— BEGIN The records —

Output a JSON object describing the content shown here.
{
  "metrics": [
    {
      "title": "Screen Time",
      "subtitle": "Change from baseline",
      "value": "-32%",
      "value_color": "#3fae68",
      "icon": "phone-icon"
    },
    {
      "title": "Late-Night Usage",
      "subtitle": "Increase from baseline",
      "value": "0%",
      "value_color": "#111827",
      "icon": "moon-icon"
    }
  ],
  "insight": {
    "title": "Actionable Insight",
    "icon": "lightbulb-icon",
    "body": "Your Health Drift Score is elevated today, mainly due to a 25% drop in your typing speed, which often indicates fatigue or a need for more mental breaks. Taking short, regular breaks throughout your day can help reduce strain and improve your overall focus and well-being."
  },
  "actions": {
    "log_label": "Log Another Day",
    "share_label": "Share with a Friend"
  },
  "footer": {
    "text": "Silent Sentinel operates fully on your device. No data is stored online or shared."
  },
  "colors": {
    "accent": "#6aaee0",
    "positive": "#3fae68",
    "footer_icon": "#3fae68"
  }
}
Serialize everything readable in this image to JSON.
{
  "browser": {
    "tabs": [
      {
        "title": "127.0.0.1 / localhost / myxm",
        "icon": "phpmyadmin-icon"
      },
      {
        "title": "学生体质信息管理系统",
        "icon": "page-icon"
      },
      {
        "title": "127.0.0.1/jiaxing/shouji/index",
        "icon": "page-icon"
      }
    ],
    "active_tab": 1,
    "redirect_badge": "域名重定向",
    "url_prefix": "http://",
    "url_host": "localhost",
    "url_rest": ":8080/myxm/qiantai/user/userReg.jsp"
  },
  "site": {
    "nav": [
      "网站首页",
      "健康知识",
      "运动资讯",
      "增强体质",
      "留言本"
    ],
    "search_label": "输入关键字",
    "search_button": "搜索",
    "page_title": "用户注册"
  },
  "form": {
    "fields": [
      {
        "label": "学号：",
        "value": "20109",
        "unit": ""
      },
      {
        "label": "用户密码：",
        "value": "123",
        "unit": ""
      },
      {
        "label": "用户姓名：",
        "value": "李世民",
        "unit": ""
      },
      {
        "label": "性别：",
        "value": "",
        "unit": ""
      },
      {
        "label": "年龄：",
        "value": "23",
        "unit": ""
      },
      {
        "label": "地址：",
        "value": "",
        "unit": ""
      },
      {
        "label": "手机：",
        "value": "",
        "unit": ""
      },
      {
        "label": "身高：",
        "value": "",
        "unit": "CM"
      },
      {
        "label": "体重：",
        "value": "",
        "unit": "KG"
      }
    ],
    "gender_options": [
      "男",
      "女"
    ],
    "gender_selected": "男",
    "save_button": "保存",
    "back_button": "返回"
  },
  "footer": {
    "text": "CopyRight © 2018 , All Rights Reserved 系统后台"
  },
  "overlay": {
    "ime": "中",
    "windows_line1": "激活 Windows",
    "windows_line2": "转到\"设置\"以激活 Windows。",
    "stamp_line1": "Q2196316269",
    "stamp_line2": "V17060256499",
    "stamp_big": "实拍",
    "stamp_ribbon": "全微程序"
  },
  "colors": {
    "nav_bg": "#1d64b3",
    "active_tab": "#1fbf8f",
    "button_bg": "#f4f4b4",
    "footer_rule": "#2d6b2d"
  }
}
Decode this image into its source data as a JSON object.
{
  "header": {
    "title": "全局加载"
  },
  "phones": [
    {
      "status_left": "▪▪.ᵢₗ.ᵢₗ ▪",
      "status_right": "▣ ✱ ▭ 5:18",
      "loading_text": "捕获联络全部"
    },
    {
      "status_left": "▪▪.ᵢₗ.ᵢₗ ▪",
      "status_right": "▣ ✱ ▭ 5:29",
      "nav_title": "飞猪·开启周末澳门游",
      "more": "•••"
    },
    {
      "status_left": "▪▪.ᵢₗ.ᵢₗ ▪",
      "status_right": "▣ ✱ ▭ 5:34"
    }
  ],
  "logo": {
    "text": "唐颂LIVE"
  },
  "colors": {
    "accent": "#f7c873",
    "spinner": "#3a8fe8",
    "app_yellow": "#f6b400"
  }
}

— END The records —

> Problem statement:
Write out the material from the first line to the last, exactly.

> Complete answer:
Output a JSON object describing the content shown here.
{
  "metrics": [
    {
      "title": "Screen Time",
      "subtitle": "Change from baseline",
      "value": "-32%",
      "value_color": "#3fae68",
      "icon": "phone-icon"
    },
    {
      "title": "Late-Night Usage",
      "subtitle": "Increase from baseline",
      "value": "0%",
      "value_color": "#111827",
      "icon": "moon-icon"
    }
  ],
  "insight": {
    "title": "Actionable Insight",
    "icon": "lightbulb-icon",
    "body": "Your Health Drift Score is elevated today, mainly due to a 25% drop in your typing speed, which often indicates fatigue or a need for more mental breaks. Taking short, regular breaks throughout your day can help reduce strain and improve your overall focus and well-being."
  },
  "actions": {
    "log_label": "Log Another Day",
    "share_label": "Share with a Friend"
  },
  "footer": {
    "text": "Silent Sentinel operates fully on your device. No data is stored online or shared."
  },
  "colors": {
    "accent": "#6aaee0",
    "positive": "#3fae68",
    "footer_icon": "#3fae68"
  }
}
Serialize everything readable in this image to JSON.
{
  "browser": {
    "tabs": [
      {
        "title": "127.0.0.1 / localhost / myxm",
        "icon": "phpmyadmin-icon"
      },
      {
        "title": "学生体质信息管理系统",
        "icon": "page-icon"
      },
      {
        "title": "127.0.0.1/jiaxing/shouji/index",
        "icon": "page-icon"
      }
    ],
    "active_tab": 1,
    "redirect_badge": "域名重定向",
    "url_prefix": "http://",
    "url_host": "localhost",
    "url_rest": ":8080/myxm/qiantai/user/userReg.jsp"
  },
  "site": {
    "nav": [
      "网站首页",
      "健康知识",
      "运动资讯",
      "增强体质",
      "留言本"
    ],
    "search_label": "输入关键字",
    "search_button": "搜索",
    "page_title": "用户注册"
  },
  "form": {
    "fields": [
      {
        "label": "学号：",
        "value": "20109",
        "unit": ""
      },
      {
        "label": "用户密码：",
        "value": "123",
        "unit": ""
      },
      {
        "label": "用户姓名：",
        "value": "李世民",
        "unit": ""
      },
      {
        "label": "性别：",
        "value": "",
        "unit": ""
      },
      {
        "label": "年龄：",
        "value": "23",
        "unit": ""
      },
      {
        "label": "地址：",
        "value": "",
        "unit": ""
      },
      {
        "label": "手机：",
        "value": "",
        "unit": ""
      },
      {
        "label": "身高：",
        "value": "",
        "unit": "CM"
      },
      {
        "label": "体重：",
        "value": "",
        "unit": "KG"
      }
    ],
    "gender_options": [
      "男",
      "女"
    ],
    "gender_selected": "男",
    "save_button": "保存",
    "back_button": "返回"
  },
  "footer": {
    "text": "CopyRight © 2018 , All Rights Reserved 系统后台"
  },
  "overlay": {
    "ime": "中",
    "windows_line1": "激活 Windows",
    "windows_line2": "转到\"设置\"以激活 Windows。",
    "stamp_line1": "Q2196316269",
    "stamp_line2": "V17060256499",
    "stamp_big": "实拍",
    "stamp_ribbon": "全微程序"
  },
  "colors": {
    "nav_bg": "#1d64b3",
    "active_tab": "#1fbf8f",
    "button_bg": "#f4f4b4",
    "footer_rule": "#2d6b2d"
  }
}
Decode this image into its source data as a JSON object.
{
  "header": {
    "title": "全局加载"
  },
  "phones": [
    {
      "status_left": "▪▪.ᵢₗ.ᵢₗ ▪",
      "status_right": "▣ ✱ ▭ 5:18",
      "loading_text": "捕获联络全部"
    },
    {
      "status_left": "▪▪.ᵢₗ.ᵢₗ ▪",
      "status_right": "▣ ✱ ▭ 5:29",
      "nav_title": "飞猪·开启周末澳门游",
      "more": "•••"
    },
    {
      "status_left": "▪▪.ᵢₗ.ᵢₗ ▪",
      "status_right": "▣ ✱ ▭ 5:34"
    }
  ],
  "logo": {
    "text": "唐颂LIVE"
  },
  "colors": {
    "accent": "#f7c873",
    "spinner": "#3a8fe8",
    "app_yellow": "#f6b400"
  }
}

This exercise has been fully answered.